_Objective_
Write only the number of lines in the records beneath that hold "true".

Figure contents as structured data:
'''

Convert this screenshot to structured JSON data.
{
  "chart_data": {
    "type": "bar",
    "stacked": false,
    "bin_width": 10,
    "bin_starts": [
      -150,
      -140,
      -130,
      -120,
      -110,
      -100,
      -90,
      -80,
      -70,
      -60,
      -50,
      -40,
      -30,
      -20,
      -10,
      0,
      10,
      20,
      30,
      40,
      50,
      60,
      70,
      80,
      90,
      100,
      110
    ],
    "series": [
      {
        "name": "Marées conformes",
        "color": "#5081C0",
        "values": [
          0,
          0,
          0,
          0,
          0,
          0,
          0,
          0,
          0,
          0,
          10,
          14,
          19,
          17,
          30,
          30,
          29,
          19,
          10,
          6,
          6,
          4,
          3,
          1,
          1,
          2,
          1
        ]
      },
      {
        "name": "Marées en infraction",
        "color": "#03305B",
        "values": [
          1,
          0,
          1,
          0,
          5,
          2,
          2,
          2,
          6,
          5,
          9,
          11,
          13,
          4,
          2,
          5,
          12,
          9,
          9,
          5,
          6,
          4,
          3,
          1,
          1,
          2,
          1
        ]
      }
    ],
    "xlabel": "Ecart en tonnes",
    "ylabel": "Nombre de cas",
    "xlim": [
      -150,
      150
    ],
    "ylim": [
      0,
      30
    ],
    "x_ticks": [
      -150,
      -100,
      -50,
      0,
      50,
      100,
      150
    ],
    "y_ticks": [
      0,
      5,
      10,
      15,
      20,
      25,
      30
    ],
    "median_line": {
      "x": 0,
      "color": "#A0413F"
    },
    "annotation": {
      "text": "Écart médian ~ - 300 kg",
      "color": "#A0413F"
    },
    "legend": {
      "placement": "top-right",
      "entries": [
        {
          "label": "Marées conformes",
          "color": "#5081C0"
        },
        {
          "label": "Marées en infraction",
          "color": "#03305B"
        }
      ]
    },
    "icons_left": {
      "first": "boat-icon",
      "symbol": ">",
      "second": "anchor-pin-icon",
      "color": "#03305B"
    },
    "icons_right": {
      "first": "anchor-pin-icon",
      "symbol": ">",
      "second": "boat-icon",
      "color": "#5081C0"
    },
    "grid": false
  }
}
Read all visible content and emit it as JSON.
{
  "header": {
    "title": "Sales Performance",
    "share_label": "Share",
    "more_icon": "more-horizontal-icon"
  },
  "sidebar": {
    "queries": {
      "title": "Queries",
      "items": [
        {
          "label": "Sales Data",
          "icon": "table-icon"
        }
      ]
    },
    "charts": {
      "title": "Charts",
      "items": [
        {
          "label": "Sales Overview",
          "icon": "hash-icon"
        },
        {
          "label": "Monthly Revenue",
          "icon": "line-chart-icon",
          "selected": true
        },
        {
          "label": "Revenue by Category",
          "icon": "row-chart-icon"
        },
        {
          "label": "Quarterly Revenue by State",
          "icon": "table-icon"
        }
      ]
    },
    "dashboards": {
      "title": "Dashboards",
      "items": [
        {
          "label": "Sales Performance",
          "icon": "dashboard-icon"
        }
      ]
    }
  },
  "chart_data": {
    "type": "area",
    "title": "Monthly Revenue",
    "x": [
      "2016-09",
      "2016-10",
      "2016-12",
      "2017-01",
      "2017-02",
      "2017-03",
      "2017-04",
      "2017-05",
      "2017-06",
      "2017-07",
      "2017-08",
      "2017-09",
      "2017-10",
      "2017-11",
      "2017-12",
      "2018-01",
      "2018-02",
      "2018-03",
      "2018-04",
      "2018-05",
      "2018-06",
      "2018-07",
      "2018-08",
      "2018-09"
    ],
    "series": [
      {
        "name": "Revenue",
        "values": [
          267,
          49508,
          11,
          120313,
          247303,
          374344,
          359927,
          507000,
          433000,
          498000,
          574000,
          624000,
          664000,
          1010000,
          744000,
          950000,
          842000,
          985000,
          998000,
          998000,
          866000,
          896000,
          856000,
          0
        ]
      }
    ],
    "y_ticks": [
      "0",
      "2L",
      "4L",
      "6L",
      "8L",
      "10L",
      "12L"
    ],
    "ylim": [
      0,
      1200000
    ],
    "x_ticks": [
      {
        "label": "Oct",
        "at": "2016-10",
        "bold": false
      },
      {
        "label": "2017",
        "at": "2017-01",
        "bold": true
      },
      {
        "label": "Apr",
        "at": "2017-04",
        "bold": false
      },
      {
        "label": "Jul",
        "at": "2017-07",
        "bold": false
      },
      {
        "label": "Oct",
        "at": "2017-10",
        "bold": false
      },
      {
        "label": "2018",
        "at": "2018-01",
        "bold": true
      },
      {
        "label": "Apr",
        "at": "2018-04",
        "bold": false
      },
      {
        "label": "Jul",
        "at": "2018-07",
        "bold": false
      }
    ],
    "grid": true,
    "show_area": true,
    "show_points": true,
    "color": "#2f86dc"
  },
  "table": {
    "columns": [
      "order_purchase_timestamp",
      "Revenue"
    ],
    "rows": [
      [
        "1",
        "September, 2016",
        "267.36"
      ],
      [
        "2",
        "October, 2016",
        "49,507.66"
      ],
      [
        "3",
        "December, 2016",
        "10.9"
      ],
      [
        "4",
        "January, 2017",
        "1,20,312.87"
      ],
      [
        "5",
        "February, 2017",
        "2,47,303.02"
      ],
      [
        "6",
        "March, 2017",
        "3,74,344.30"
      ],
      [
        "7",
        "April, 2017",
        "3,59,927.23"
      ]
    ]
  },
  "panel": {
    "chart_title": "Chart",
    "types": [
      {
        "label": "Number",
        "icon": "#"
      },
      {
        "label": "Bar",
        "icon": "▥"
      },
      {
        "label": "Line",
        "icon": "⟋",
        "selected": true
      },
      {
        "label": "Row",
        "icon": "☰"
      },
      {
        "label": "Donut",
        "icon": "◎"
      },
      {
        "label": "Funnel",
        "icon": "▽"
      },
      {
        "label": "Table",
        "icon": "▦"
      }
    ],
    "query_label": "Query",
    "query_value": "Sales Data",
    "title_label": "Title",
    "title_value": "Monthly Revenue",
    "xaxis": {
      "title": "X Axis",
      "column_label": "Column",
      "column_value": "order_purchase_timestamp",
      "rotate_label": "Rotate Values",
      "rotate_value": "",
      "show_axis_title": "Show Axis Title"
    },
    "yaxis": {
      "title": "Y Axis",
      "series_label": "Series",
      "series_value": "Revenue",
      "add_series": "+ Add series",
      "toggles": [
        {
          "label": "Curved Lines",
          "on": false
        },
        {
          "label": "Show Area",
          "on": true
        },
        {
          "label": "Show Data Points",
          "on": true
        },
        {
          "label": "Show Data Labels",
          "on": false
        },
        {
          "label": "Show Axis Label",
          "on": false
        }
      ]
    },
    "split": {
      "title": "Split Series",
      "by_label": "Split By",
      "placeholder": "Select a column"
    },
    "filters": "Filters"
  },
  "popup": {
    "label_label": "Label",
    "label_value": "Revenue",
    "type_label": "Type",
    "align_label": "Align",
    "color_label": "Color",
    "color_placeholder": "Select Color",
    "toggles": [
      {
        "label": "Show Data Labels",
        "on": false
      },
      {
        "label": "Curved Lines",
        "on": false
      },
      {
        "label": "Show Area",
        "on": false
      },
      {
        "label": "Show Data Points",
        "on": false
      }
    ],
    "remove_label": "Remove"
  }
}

'''

_Answer to this problem_
9